───── RECORDS SHOWN
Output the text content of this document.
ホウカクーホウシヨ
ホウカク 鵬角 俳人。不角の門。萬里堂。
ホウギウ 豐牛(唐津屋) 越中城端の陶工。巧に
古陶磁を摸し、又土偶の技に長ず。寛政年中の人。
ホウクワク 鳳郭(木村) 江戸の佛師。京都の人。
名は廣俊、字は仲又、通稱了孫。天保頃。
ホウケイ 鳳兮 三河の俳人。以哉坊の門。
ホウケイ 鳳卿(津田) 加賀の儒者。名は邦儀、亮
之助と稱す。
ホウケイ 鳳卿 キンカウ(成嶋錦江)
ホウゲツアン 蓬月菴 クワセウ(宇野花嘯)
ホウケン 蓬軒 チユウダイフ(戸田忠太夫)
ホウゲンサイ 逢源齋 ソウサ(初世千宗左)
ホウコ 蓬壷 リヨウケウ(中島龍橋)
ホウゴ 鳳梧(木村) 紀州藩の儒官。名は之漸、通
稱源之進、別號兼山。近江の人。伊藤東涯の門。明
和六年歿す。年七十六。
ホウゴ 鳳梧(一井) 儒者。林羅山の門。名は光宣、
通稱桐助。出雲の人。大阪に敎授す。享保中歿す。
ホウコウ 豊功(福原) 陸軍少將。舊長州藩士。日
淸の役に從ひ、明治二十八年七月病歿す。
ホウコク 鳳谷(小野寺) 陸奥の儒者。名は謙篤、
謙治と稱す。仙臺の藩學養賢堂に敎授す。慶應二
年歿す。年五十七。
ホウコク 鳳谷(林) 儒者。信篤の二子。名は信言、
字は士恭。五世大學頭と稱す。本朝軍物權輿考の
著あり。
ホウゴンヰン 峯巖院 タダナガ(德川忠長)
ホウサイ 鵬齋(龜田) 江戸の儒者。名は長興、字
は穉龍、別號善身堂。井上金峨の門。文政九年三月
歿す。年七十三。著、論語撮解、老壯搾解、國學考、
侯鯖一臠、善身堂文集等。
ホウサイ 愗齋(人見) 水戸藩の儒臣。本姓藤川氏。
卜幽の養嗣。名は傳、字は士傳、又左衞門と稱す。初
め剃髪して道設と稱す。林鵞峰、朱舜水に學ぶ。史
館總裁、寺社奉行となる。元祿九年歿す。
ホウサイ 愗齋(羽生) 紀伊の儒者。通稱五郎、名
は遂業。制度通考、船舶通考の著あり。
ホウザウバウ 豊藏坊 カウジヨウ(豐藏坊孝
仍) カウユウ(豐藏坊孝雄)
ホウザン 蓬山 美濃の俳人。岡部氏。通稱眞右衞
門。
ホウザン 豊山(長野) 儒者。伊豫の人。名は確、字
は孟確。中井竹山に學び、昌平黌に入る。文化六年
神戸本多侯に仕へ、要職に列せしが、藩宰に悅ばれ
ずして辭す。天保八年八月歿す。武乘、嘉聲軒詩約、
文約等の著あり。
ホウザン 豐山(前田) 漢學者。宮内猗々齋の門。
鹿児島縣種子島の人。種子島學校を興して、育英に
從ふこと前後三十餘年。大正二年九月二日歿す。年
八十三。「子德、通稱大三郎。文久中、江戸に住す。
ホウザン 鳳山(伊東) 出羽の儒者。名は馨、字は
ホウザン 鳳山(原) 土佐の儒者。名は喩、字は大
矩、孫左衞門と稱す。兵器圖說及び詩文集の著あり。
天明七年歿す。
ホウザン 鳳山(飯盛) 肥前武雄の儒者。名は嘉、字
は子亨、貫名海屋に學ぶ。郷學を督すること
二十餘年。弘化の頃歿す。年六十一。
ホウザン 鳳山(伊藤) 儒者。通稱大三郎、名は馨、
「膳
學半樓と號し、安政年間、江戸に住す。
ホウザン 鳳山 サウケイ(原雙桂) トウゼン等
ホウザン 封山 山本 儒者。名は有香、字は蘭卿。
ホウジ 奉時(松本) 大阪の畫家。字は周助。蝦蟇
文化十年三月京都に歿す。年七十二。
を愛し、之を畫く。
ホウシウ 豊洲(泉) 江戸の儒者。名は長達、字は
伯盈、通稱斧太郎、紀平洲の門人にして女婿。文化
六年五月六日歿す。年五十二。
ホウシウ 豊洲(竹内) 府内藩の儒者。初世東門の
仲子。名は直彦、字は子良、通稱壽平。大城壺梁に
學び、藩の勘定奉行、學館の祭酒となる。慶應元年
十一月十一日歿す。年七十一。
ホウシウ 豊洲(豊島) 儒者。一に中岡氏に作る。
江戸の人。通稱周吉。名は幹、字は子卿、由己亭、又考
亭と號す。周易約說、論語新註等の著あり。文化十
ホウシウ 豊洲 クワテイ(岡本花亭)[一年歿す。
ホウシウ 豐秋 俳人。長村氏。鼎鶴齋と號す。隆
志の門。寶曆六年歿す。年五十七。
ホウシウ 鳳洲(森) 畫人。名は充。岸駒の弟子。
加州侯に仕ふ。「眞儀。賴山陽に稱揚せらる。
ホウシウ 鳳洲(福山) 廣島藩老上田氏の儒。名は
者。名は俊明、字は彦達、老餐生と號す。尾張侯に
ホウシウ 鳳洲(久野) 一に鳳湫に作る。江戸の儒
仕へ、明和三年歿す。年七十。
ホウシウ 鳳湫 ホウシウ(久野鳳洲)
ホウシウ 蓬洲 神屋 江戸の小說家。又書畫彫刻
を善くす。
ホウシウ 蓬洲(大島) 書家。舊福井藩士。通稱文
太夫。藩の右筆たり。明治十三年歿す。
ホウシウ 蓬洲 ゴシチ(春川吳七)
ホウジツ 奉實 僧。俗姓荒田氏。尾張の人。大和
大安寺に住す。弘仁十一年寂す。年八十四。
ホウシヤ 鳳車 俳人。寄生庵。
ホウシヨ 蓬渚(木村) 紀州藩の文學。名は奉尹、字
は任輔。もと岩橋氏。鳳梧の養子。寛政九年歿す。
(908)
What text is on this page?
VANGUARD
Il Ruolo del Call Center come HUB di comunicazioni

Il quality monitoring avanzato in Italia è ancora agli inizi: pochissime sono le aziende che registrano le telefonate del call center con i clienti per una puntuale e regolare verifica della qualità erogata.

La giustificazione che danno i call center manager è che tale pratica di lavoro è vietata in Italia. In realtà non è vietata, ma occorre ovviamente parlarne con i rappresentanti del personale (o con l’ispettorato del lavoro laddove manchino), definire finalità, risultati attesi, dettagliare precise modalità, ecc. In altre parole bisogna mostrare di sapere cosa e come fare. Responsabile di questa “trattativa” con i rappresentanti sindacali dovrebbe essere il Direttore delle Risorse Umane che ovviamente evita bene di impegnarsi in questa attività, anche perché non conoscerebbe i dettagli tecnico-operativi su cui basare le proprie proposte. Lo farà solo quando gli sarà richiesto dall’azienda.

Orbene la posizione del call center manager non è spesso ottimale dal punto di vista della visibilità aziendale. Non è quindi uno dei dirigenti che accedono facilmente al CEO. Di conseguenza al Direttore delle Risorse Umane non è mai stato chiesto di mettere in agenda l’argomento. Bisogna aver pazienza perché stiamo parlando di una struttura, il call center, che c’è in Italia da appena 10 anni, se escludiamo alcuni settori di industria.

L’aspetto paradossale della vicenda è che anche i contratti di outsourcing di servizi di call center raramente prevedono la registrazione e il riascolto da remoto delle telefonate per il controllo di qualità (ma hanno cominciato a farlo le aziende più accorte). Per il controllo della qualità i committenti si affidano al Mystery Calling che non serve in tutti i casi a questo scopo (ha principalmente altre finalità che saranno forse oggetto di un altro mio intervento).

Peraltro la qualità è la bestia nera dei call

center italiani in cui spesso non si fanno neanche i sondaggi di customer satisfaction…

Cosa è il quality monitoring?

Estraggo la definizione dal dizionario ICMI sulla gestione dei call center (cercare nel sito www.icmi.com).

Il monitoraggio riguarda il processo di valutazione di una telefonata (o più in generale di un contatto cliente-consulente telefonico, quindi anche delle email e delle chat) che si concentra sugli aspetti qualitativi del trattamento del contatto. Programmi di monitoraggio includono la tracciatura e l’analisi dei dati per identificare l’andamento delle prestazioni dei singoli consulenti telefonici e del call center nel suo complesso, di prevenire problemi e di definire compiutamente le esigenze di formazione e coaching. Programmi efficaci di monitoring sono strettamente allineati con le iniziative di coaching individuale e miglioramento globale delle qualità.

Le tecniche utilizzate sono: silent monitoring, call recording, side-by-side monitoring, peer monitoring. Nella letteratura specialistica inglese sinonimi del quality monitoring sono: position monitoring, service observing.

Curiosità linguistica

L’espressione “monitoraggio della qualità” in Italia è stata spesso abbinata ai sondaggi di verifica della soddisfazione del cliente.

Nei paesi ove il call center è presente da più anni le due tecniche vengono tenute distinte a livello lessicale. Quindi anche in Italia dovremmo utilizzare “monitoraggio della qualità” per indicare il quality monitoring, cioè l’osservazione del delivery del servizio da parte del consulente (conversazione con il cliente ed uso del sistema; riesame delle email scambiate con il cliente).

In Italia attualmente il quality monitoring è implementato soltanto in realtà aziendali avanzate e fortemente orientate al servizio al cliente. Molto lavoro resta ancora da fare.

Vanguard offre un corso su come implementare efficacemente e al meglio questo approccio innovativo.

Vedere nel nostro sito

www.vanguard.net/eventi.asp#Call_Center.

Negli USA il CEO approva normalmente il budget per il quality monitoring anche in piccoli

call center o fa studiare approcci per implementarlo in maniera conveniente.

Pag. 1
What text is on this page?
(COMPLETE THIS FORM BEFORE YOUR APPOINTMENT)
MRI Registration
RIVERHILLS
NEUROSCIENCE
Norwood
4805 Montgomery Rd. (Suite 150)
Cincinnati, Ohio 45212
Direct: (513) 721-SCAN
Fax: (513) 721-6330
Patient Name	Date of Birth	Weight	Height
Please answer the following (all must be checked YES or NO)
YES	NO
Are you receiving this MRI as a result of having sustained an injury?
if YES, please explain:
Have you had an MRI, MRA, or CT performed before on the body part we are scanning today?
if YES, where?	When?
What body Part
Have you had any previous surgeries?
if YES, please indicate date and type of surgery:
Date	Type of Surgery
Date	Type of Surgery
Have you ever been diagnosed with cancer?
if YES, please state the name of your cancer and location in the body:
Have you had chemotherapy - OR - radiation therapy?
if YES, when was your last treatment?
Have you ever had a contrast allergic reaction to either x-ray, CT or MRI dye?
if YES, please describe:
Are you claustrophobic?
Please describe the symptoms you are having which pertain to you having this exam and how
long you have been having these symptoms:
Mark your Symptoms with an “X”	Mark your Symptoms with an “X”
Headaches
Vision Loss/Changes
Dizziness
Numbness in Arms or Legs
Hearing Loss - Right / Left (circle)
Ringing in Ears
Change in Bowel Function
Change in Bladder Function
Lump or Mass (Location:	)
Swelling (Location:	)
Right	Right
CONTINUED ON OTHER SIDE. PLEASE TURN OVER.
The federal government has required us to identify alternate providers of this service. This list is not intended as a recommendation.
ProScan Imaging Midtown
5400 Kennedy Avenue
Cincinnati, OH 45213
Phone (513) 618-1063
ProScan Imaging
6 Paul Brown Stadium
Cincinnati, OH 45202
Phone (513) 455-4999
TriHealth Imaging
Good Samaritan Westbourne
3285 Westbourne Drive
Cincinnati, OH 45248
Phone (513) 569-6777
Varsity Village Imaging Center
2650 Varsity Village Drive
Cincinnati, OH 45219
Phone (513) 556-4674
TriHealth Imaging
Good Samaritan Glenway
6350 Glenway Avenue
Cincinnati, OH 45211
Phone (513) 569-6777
──────────
Say how many lines of the data include the string "ホウシウ". Nothing other than the number should be given.

__EXERCISE ANSWER__. 12